> _WHAT YOU ARE ASKED TO DO_
Every line below is to be copied exactly, with the pictures left out.

○ ○ ○ ○

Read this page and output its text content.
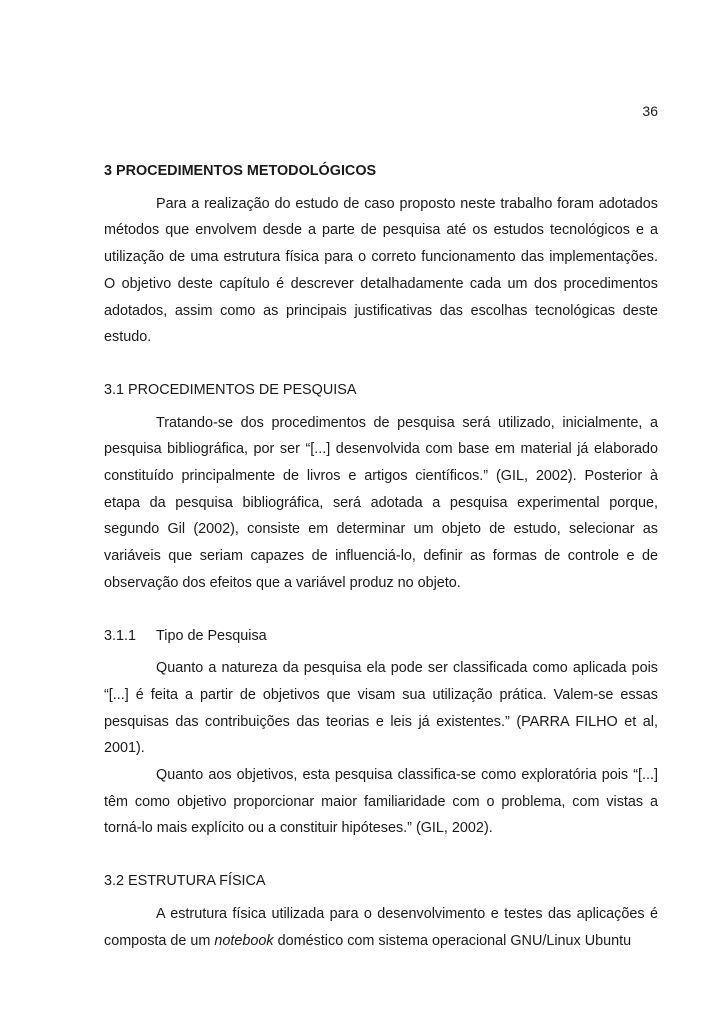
36
3 PROCEDIMENTOS METODOLÓGICOS

Para a realização do estudo de caso proposto neste trabalho foram adotados métodos que envolvem desde a parte de pesquisa até os estudos tecnológicos e a utilização de uma estrutura física para o correto funcionamento das implementações. O objetivo deste capítulo é descrever detalhadamente cada um dos procedimentos adotados, assim como as principais justificativas das escolhas tecnológicas deste estudo.

3.1 PROCEDIMENTOS DE PESQUISA

Tratando-se dos procedimentos de pesquisa será utilizado, inicialmente, a pesquisa bibliográfica, por ser “[...] desenvolvida com base em material já elaborado constituído principalmente de livros e artigos científicos.” (GIL, 2002). Posterior à etapa da pesquisa bibliográfica, será adotada a pesquisa experimental porque, segundo Gil (2002), consiste em determinar um objeto de estudo, selecionar as variáveis que seriam capazes de influenciá-lo, definir as formas de controle e de observação dos efeitos que a variável produz no objeto.

3.1.1 Tipo de Pesquisa

Quanto a natureza da pesquisa ela pode ser classificada como aplicada pois “[...] é feita a partir de objetivos que visam sua utilização prática. Valem-se essas pesquisas das contribuições das teorias e leis já existentes.” (PARRA FILHO et al, 2001).

Quanto aos objetivos, esta pesquisa classifica-se como exploratória pois “[...] têm como objetivo proporcionar maior familiaridade com o problema, com vistas a torná-lo mais explícito ou a constituir hipóteses.” (GIL, 2002).

3.2 ESTRUTURA FÍSICA

A estrutura física utilizada para o desenvolvimento e testes das aplicações é composta de um notebook doméstico com sistema operacional GNU/Linux Ubuntu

○ ○ ○ ○

> _COMPLETE RESPONSE_
Read this page and output its text content.
36
3 PROCEDIMENTOS METODOLÓGICOS

Para a realização do estudo de caso proposto neste trabalho foram adotados métodos que envolvem desde a parte de pesquisa até os estudos tecnológicos e a utilização de uma estrutura física para o correto funcionamento das implementações. O objetivo deste capítulo é descrever detalhadamente cada um dos procedimentos adotados, assim como as principais justificativas das escolhas tecnológicas deste estudo.

3.1 PROCEDIMENTOS DE PESQUISA

Tratando-se dos procedimentos de pesquisa será utilizado, inicialmente, a pesquisa bibliográfica, por ser “[...] desenvolvida com base em material já elaborado constituído principalmente de livros e artigos científicos.” (GIL, 2002). Posterior à etapa da pesquisa bibliográfica, será adotada a pesquisa experimental porque, segundo Gil (2002), consiste em determinar um objeto de estudo, selecionar as variáveis que seriam capazes de influenciá-lo, definir as formas de controle e de observação dos efeitos que a variável produz no objeto.

3.1.1 Tipo de Pesquisa

Quanto a natureza da pesquisa ela pode ser classificada como aplicada pois “[...] é feita a partir de objetivos que visam sua utilização prática. Valem-se essas pesquisas das contribuições das teorias e leis já existentes.” (PARRA FILHO et al, 2001).

Quanto aos objetivos, esta pesquisa classifica-se como exploratória pois “[...] têm como objetivo proporcionar maior familiaridade com o problema, com vistas a torná-lo mais explícito ou a constituir hipóteses.” (GIL, 2002).

3.2 ESTRUTURA FÍSICA

A estrutura física utilizada para o desenvolvimento e testes das aplicações é composta de um notebook doméstico com sistema operacional GNU/Linux Ubuntu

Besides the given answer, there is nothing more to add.